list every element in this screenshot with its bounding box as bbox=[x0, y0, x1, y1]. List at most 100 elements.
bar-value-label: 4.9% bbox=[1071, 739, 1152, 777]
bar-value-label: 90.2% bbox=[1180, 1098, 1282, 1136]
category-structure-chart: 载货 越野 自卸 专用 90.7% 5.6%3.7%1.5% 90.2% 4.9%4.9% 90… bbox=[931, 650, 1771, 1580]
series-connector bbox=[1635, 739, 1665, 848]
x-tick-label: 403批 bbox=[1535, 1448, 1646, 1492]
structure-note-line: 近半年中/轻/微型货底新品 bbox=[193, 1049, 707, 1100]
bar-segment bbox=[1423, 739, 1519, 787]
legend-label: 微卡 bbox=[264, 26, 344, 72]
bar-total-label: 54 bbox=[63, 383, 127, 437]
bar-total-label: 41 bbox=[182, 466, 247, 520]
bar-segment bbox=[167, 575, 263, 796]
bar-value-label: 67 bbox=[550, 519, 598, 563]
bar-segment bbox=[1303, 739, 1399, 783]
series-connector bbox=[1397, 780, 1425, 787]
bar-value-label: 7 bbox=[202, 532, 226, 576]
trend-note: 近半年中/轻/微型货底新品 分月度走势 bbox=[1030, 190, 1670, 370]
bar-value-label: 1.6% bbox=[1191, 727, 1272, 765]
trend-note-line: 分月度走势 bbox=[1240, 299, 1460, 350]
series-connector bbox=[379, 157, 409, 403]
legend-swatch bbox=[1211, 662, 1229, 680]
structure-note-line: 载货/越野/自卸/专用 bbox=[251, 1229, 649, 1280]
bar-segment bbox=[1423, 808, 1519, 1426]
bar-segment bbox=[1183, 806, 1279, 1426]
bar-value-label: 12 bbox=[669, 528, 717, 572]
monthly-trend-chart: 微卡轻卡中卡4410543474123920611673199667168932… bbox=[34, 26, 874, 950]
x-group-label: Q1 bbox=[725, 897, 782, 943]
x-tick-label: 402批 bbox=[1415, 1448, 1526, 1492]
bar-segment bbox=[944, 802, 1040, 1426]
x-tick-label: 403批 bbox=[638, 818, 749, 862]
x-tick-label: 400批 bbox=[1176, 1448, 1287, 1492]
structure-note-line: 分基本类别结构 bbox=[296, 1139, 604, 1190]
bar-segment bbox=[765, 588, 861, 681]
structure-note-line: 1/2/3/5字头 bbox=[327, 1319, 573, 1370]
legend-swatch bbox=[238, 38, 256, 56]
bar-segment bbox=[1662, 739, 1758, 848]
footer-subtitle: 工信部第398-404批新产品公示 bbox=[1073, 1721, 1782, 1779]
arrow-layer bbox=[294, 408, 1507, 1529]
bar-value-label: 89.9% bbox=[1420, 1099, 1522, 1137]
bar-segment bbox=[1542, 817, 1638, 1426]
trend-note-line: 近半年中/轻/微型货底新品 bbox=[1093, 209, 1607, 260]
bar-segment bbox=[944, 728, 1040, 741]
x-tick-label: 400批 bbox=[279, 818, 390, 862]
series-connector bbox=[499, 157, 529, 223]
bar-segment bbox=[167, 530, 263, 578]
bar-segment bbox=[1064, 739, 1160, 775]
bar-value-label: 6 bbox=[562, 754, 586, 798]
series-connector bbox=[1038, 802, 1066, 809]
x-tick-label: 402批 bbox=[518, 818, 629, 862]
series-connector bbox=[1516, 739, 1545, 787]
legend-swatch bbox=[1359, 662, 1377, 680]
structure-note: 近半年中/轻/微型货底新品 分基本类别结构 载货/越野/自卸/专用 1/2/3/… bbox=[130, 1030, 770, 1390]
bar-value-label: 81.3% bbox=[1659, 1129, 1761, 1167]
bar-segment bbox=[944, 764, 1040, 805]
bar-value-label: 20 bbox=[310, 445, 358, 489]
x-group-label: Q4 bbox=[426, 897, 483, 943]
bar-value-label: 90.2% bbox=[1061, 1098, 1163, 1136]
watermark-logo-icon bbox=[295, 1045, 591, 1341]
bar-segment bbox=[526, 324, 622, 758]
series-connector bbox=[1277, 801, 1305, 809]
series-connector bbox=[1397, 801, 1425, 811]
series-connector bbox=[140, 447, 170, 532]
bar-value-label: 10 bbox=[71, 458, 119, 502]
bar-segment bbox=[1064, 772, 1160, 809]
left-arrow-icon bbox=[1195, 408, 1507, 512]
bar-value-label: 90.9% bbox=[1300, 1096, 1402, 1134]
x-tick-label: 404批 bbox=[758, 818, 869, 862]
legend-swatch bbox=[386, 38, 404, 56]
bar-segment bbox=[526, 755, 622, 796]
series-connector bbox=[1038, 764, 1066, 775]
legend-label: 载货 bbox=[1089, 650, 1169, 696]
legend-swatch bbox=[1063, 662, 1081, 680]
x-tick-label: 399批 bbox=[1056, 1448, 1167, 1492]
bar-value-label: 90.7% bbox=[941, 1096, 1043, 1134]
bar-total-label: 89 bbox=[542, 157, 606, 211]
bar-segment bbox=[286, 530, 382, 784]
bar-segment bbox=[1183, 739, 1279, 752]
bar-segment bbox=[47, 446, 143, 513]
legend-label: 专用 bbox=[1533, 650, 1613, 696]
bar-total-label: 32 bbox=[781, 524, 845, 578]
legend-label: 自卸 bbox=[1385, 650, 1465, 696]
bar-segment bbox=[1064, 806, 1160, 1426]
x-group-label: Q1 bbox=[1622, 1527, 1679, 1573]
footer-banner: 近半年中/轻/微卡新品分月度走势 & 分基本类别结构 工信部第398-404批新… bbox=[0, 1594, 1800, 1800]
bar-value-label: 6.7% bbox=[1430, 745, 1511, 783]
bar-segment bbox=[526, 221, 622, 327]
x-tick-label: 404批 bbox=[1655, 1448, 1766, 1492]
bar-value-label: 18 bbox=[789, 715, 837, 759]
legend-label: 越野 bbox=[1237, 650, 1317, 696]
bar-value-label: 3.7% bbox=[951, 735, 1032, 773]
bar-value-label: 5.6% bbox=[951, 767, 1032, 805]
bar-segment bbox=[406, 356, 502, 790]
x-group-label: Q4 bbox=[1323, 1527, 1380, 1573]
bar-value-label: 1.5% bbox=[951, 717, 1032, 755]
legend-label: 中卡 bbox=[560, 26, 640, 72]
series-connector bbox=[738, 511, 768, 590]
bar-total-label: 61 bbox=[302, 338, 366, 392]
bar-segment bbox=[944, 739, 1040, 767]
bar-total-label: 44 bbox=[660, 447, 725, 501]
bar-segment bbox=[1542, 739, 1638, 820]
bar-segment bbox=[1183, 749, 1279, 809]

━━━━━━

### 简短练习
请把上面所有记录的每一行逐字照抄一遍。

### 本题结果
list every element in this screenshot with its bounding box as bbox=[x0, y0, x1, y1]. List at most 100 elements.
bar-value-label: 4.9% bbox=[1071, 739, 1152, 777]
bar-value-label: 90.2% bbox=[1180, 1098, 1282, 1136]
category-structure-chart: 载货 越野 自卸 专用 90.7% 5.6%3.7%1.5% 90.2% 4.9%4.9% 90… bbox=[931, 650, 1771, 1580]
series-connector bbox=[1635, 739, 1665, 848]
x-tick-label: 403批 bbox=[1535, 1448, 1646, 1492]
structure-note-line: 近半年中/轻/微型货底新品 bbox=[193, 1049, 707, 1100]
bar-segment bbox=[1423, 739, 1519, 787]
legend-label: 微卡 bbox=[264, 26, 344, 72]
bar-total-label: 54 bbox=[63, 383, 127, 437]
bar-total-label: 41 bbox=[182, 466, 247, 520]
bar-segment bbox=[167, 575, 263, 796]
bar-value-label: 67 bbox=[550, 519, 598, 563]
bar-segment bbox=[1303, 739, 1399, 783]
series-connector bbox=[1397, 780, 1425, 787]
bar-value-label: 7 bbox=[202, 532, 226, 576]
trend-note: 近半年中/轻/微型货底新品 分月度走势 bbox=[1030, 190, 1670, 370]
bar-value-label: 1.6% bbox=[1191, 727, 1272, 765]
trend-note-line: 分月度走势 bbox=[1240, 299, 1460, 350]
series-connector bbox=[379, 157, 409, 403]
legend-swatch bbox=[1211, 662, 1229, 680]
structure-note-line: 载货/越野/自卸/专用 bbox=[251, 1229, 649, 1280]
bar-segment bbox=[1423, 808, 1519, 1426]
bar-segment bbox=[1183, 806, 1279, 1426]
bar-value-label: 12 bbox=[669, 528, 717, 572]
monthly-trend-chart: 微卡轻卡中卡4410543474123920611673199667168932… bbox=[34, 26, 874, 950]
x-group-label: Q1 bbox=[725, 897, 782, 943]
x-tick-label: 402批 bbox=[1415, 1448, 1526, 1492]
bar-segment bbox=[944, 802, 1040, 1426]
x-tick-label: 403批 bbox=[638, 818, 749, 862]
x-tick-label: 400批 bbox=[1176, 1448, 1287, 1492]
structure-note-line: 分基本类别结构 bbox=[296, 1139, 604, 1190]
bar-segment bbox=[765, 588, 861, 681]
structure-note-line: 1/2/3/5字头 bbox=[327, 1319, 573, 1370]
legend-swatch bbox=[238, 38, 256, 56]
bar-segment bbox=[1662, 739, 1758, 848]
footer-subtitle: 工信部第398-404批新产品公示 bbox=[1073, 1721, 1782, 1779]
arrow-layer bbox=[294, 408, 1507, 1529]
bar-value-label: 89.9% bbox=[1420, 1099, 1522, 1137]
bar-segment bbox=[1542, 817, 1638, 1426]
trend-note-line: 近半年中/轻/微型货底新品 bbox=[1093, 209, 1607, 260]
bar-segment bbox=[944, 728, 1040, 741]
x-tick-label: 400批 bbox=[279, 818, 390, 862]
series-connector bbox=[499, 157, 529, 223]
bar-segment bbox=[167, 530, 263, 578]
bar-segment bbox=[1064, 739, 1160, 775]
bar-value-label: 6 bbox=[562, 754, 586, 798]
series-connector bbox=[1038, 802, 1066, 809]
x-tick-label: 402批 bbox=[518, 818, 629, 862]
series-connector bbox=[1516, 739, 1545, 787]
legend-swatch bbox=[1359, 662, 1377, 680]
structure-note: 近半年中/轻/微型货底新品 分基本类别结构 载货/越野/自卸/专用 1/2/3/… bbox=[130, 1030, 770, 1390]
bar-value-label: 81.3% bbox=[1659, 1129, 1761, 1167]
bar-segment bbox=[944, 764, 1040, 805]
bar-value-label: 20 bbox=[310, 445, 358, 489]
x-group-label: Q4 bbox=[426, 897, 483, 943]
bar-value-label: 90.2% bbox=[1061, 1098, 1163, 1136]
watermark-logo-icon bbox=[295, 1045, 591, 1341]
bar-segment bbox=[526, 324, 622, 758]
series-connector bbox=[1277, 801, 1305, 809]
series-connector bbox=[1397, 801, 1425, 811]
series-connector bbox=[140, 447, 170, 532]
bar-value-label: 10 bbox=[71, 458, 119, 502]
bar-segment bbox=[1064, 772, 1160, 809]
left-arrow-icon bbox=[1195, 408, 1507, 512]
bar-value-label: 90.9% bbox=[1300, 1096, 1402, 1134]
x-tick-label: 404批 bbox=[758, 818, 869, 862]
legend-swatch bbox=[386, 38, 404, 56]
bar-segment bbox=[526, 755, 622, 796]
series-connector bbox=[1038, 764, 1066, 775]
legend-label: 载货 bbox=[1089, 650, 1169, 696]
legend-swatch bbox=[1063, 662, 1081, 680]
x-tick-label: 399批 bbox=[1056, 1448, 1167, 1492]
bar-value-label: 90.7% bbox=[941, 1096, 1043, 1134]
bar-total-label: 89 bbox=[542, 157, 606, 211]
bar-segment bbox=[286, 530, 382, 784]
bar-segment bbox=[1183, 739, 1279, 752]
bar-segment bbox=[47, 446, 143, 513]
legend-label: 专用 bbox=[1533, 650, 1613, 696]
bar-total-label: 32 bbox=[781, 524, 845, 578]
legend-label: 自卸 bbox=[1385, 650, 1465, 696]
bar-segment bbox=[1064, 806, 1160, 1426]
x-group-label: Q1 bbox=[1622, 1527, 1679, 1573]
footer-banner: 近半年中/轻/微卡新品分月度走势 & 分基本类别结构 工信部第398-404批新… bbox=[0, 1594, 1800, 1800]
bar-value-label: 6.7% bbox=[1430, 745, 1511, 783]
bar-segment bbox=[526, 221, 622, 327]
x-tick-label: 404批 bbox=[1655, 1448, 1766, 1492]
bar-value-label: 18 bbox=[789, 715, 837, 759]
legend-label: 越野 bbox=[1237, 650, 1317, 696]
bar-value-label: 3.7% bbox=[951, 735, 1032, 773]
bar-value-label: 5.6% bbox=[951, 767, 1032, 805]
bar-segment bbox=[406, 356, 502, 790]
x-group-label: Q4 bbox=[1323, 1527, 1380, 1573]
bar-value-label: 1.5% bbox=[951, 717, 1032, 755]
legend-label: 中卡 bbox=[560, 26, 640, 72]
series-connector bbox=[738, 511, 768, 590]
bar-total-label: 61 bbox=[302, 338, 366, 392]
bar-segment bbox=[944, 739, 1040, 767]
bar-total-label: 44 bbox=[660, 447, 725, 501]
bar-segment bbox=[1542, 739, 1638, 820]
bar-segment bbox=[1183, 749, 1279, 809]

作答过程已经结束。